Using the material below, copy every line where "title" appears.

◇ ◇ ◇ ◇

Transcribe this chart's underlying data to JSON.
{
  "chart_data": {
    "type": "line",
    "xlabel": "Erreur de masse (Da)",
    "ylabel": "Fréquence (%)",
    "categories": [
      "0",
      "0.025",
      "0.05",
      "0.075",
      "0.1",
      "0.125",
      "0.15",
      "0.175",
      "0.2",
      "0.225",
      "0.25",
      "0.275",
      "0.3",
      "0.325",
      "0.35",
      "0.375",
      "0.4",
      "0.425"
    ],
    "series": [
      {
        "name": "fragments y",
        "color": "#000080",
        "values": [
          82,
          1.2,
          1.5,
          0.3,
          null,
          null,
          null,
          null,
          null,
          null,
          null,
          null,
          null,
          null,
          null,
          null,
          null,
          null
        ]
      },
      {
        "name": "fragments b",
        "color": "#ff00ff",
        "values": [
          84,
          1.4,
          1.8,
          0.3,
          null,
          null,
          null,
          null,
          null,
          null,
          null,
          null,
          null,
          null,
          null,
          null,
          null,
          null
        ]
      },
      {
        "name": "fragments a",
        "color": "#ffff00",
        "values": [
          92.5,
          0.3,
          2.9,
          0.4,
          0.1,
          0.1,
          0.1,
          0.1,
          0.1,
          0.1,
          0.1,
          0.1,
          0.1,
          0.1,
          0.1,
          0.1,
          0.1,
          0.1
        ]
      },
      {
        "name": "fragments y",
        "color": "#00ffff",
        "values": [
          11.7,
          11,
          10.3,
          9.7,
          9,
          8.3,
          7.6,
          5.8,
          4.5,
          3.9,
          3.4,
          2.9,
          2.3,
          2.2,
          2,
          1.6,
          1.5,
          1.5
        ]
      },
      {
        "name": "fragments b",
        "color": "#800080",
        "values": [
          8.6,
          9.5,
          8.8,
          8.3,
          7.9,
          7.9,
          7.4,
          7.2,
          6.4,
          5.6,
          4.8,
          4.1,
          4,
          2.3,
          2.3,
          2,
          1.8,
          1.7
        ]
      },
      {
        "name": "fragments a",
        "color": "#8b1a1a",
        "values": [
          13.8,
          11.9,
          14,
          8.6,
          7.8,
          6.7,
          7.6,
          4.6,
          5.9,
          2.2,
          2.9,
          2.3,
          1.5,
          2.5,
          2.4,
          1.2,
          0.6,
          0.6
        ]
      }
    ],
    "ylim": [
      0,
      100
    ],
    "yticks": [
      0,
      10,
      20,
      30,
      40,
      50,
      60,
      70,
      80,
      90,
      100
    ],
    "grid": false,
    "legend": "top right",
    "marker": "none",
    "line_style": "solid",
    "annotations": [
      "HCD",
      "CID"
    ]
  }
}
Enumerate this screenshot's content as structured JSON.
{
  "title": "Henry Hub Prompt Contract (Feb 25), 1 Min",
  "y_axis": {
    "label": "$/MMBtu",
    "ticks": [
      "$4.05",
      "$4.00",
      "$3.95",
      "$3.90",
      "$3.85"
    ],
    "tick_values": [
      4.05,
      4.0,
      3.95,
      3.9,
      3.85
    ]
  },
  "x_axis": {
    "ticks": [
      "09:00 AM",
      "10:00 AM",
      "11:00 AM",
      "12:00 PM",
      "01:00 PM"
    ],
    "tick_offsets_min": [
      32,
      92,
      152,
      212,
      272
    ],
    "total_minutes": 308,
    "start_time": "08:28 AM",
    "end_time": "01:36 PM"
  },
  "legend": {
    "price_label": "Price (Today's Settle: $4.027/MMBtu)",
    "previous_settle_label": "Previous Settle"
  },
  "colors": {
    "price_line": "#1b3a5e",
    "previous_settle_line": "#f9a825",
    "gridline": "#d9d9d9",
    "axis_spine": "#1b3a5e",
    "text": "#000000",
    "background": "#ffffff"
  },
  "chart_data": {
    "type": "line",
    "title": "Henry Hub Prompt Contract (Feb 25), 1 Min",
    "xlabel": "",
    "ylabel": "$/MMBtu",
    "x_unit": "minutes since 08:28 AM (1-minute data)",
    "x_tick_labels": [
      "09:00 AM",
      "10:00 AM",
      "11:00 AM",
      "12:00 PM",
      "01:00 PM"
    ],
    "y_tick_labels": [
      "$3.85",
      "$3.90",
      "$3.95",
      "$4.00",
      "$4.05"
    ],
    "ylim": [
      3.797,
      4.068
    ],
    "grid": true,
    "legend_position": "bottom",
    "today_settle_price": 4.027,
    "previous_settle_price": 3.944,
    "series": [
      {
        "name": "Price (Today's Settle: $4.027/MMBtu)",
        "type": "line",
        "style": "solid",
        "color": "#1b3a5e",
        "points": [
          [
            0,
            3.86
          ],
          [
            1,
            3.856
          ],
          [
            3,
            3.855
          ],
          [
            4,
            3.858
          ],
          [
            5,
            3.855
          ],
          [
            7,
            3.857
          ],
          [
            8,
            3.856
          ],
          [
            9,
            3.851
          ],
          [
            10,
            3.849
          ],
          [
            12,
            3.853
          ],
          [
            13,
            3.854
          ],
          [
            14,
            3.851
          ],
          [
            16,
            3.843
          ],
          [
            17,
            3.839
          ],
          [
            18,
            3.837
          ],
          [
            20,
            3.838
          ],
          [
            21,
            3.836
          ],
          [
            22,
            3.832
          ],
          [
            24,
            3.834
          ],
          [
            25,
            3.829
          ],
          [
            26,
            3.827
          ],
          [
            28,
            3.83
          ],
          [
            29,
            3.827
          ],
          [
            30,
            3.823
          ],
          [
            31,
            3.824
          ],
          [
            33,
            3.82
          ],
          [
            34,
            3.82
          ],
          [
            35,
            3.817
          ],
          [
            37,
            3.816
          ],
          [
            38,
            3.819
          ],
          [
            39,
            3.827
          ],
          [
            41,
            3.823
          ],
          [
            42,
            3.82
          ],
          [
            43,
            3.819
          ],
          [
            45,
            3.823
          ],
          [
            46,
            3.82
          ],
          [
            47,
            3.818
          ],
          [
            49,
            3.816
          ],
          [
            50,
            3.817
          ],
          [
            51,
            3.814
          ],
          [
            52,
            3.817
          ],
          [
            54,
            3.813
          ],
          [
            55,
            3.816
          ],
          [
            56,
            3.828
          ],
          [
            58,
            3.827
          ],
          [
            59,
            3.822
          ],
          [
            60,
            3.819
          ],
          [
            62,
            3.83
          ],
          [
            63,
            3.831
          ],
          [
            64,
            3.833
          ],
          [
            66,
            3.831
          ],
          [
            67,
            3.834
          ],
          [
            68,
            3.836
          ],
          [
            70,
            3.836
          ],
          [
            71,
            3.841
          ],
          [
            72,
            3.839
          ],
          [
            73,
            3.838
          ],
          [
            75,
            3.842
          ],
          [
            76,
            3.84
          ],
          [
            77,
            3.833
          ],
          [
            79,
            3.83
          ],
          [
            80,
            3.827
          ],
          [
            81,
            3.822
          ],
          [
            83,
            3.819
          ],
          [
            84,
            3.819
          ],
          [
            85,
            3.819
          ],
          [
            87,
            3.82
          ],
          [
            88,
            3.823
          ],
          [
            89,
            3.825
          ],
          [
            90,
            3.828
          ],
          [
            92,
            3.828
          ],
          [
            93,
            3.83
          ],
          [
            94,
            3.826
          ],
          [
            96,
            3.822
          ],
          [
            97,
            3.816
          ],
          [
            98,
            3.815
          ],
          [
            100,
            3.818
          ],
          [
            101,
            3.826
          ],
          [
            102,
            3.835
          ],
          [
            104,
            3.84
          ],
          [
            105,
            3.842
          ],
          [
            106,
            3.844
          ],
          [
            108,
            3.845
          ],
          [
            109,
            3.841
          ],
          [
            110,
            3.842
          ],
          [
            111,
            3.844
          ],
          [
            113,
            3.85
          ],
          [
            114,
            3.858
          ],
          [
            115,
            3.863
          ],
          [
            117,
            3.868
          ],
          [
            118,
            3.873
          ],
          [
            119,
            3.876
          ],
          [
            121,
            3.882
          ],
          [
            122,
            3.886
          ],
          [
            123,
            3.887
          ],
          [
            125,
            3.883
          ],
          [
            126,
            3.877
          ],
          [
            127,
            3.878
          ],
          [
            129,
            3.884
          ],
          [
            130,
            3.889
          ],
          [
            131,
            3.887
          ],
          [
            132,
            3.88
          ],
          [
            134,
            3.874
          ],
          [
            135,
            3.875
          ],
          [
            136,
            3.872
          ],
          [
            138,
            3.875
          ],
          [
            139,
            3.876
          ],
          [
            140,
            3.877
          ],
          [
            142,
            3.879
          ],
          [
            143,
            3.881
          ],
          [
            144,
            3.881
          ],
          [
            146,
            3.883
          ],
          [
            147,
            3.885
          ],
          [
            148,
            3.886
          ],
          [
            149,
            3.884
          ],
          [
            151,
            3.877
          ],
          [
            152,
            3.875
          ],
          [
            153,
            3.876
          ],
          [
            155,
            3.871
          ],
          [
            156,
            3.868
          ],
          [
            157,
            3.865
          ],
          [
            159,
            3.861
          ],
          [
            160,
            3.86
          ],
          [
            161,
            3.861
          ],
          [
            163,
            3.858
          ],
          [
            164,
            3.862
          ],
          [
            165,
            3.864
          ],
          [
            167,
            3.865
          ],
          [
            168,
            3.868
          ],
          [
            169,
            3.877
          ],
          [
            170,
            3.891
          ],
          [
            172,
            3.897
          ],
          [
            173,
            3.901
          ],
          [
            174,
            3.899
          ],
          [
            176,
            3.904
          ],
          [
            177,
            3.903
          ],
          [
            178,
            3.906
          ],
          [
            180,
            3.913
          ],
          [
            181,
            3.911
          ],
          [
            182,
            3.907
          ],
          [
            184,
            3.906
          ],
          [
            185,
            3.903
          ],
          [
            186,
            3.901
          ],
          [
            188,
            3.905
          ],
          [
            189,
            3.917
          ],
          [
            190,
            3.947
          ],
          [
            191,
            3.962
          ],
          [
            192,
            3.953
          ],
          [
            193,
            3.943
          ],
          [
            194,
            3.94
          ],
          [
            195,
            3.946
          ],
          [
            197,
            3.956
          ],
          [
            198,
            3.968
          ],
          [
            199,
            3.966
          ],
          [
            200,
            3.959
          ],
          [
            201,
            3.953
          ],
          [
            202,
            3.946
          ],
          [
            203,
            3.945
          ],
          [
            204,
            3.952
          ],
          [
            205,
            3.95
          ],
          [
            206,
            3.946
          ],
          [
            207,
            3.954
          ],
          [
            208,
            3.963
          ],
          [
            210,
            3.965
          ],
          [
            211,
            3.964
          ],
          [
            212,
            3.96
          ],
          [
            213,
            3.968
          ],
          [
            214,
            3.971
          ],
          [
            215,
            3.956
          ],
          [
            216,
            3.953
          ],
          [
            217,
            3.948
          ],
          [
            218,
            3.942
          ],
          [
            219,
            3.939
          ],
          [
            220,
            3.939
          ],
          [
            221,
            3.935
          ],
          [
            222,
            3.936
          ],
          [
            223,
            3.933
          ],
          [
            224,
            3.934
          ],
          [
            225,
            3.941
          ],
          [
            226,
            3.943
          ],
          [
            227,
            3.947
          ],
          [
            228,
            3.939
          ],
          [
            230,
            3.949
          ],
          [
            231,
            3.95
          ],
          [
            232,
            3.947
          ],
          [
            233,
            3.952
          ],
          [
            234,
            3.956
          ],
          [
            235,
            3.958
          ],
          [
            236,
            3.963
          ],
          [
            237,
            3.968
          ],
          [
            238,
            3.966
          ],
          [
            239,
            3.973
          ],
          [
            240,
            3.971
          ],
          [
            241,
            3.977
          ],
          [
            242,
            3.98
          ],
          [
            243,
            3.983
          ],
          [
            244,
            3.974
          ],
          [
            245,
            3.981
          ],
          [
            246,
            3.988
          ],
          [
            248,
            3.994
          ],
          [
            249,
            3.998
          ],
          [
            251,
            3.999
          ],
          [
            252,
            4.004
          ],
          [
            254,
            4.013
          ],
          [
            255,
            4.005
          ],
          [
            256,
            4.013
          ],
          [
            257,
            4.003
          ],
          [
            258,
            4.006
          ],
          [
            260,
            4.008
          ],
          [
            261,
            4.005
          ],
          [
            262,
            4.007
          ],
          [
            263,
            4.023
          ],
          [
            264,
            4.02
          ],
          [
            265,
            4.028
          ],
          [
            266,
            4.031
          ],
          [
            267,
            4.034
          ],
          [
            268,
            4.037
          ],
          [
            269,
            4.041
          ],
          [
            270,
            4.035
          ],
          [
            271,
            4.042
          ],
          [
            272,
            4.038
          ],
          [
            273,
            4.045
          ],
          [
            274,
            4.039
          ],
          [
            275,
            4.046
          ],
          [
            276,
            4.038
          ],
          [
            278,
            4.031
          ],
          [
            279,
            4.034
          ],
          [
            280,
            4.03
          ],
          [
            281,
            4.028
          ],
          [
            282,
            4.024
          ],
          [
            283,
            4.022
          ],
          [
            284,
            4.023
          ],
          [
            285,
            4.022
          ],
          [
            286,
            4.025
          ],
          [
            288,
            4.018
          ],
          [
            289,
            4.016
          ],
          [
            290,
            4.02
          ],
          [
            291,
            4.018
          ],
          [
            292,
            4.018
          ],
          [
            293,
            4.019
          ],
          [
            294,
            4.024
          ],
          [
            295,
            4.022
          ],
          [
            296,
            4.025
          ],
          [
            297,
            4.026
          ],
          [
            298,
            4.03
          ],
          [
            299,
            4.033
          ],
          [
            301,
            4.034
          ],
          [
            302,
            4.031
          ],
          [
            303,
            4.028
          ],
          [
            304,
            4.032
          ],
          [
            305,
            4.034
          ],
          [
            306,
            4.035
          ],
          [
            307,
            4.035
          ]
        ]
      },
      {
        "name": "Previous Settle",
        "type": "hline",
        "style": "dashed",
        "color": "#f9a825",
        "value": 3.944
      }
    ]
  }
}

◇ ◇ ◇ ◇

§ **EXERCISE ANSWER**
  "title": "Henry Hub Prompt Contract (Feb 25), 1 Min",
    "title": "Henry Hub Prompt Contract (Feb 25), 1 Min",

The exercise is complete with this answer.